§ **Brief 1**
According to the article about King Kong Bundy's death, where was he born?
§ **Brief 2**
Repeat the article about King Kong Bundy's death from "While Bundy was" up to and including "the previous record.", word for word.
§ **Brief 3**
Carry on the article about King Kong Bundy's death from its last sentence.

§ **Document section**
══════
King Kong Bundy, who most notably achieved fame in the mid-1980s as Hulk Hogan’s opponent in the main event of WrestleMania 2, died Monday afternoon at the age of 61.
The news of Bundy’s death was first announced on Facebook by wrestling promoter David Herro, who posted a short statement paying tribute to his late friend. No cause of death was mentioned, but Pro Wrestling Sheet noted that Herro learned the sad news from Bundy’s family, who then asked him to post on Facebook to inform people of the WWF/WWE legend’s passing.
“Today we lost a Legend and a man I consider family. Rest in Peace Chris,” Herro wrote, addressing Bundy by his real first name. “We love you. Thank you for believing in me.”
Bundy was active on Twitter just hours before his death, as he let his followers know about an upcoming series of WrestleCon meet and greets with fellow WWE alumnus Al Snow. As noted in the tweet, the events were scheduled to take place on April 5 and 6, though fans had the option to contact Herro for “advance autographs and photo ops.”
Born Christopher Alan Pallies in Atlantic City, New Jersey, on November 7, 1957, King Kong Bundy entered the wrestling business in the early 1980s and, after wrestling for various promotions, made his official debut for the company then known as WWF in 1985, as recalled by Comic Book. At 6 feet 4 inches and 458 pounds, Bundy was booked as a near-unstoppable monster heel, as the company had him easily defeat lower-card talent S.D. Jones at the first WrestleMania that same year.
While Bundy was advertised as having defeated Jones in a record-shattering nine seconds, WhatCulture explained that the match actually lasted about 24 seconds, or a second longer than the previous record.
══════
§ **Data listing**
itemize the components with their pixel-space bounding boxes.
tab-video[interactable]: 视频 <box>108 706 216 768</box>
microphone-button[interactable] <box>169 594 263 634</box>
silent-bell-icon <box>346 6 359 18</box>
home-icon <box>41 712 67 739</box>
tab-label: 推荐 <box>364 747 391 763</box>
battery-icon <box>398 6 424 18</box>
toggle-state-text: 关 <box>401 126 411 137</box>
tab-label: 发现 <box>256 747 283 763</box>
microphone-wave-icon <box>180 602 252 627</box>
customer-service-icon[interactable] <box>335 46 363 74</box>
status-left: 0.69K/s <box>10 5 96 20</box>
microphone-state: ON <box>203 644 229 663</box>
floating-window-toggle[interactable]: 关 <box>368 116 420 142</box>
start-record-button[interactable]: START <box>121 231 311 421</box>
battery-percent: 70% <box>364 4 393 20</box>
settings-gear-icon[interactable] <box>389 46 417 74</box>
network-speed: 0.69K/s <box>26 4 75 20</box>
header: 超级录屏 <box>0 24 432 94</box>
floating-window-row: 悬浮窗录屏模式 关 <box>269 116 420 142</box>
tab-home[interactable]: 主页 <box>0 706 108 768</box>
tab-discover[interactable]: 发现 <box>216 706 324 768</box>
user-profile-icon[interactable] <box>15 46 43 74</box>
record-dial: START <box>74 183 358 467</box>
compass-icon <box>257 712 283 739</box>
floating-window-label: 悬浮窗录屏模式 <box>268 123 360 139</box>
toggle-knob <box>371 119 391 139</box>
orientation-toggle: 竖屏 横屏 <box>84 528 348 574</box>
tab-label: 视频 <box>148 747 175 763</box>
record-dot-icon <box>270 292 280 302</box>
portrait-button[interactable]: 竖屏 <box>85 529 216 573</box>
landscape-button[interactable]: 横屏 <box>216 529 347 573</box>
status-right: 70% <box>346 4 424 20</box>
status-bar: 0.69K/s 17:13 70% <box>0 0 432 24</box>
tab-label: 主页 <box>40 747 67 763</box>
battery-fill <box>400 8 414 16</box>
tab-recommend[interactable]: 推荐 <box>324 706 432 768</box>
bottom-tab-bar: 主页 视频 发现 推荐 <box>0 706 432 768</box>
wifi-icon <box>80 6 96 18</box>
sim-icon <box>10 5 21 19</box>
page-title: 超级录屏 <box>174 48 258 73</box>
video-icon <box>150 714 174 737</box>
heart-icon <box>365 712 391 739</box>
══════
§ **Task result 1**
Atlantic City, New Jersey.

§ **Task result 2**
While Bundy was advertised as having defeated Jones in a record-shattering nine seconds, WhatCulture explained that the match actually lasted about 24 seconds, or a second longer than the previous record.

§ **Task result 3**
— Hurricane Helms (@ShaneHelmsCom) March 5, 2019
As Bundy continued to move up the card, he was booked to feud with then-WWF Champion Hulk Hogan in early 1986, with the rivalry culminating in a steel cage match at WrestleMania 2. While Hogan won that match by escaping the cage, Bundy would remain near the top for most of his first run with the company, which lasted until 1988. He would later return in 1994 as part of Ted DiBiase’s faction, the Million Dollar Corporation, though he was mostly used in a mid-card role until he left in 1995.
Although King Kong Bundy never won a championship in his two WWF runs, he remained active in the independent scene well into the 2000s. Like many of his contemporaries, he tried his hand at acting during the height of his fame, most memorably making two appearances on the sitcom Married… with Children. Per Sportskeeda, Bundy was also active in stand-up comedy as his wrestling career began to wind down.
In the hours since Bundy’s death was announced, several past and present WWE superstars have taken to social media to eulogize the late icon. Per NoDQ, the likes of Kevin Owens, Shane “Hurricane” Helms, Brutus Beefcake, and Mick Foley remembered Bundy as a funny and kindhearted individual, while Rusev looked back on how the super heavyweight was a “machine” who “never ran out of gas” and someone who was “ahead of his time” as a wrestler.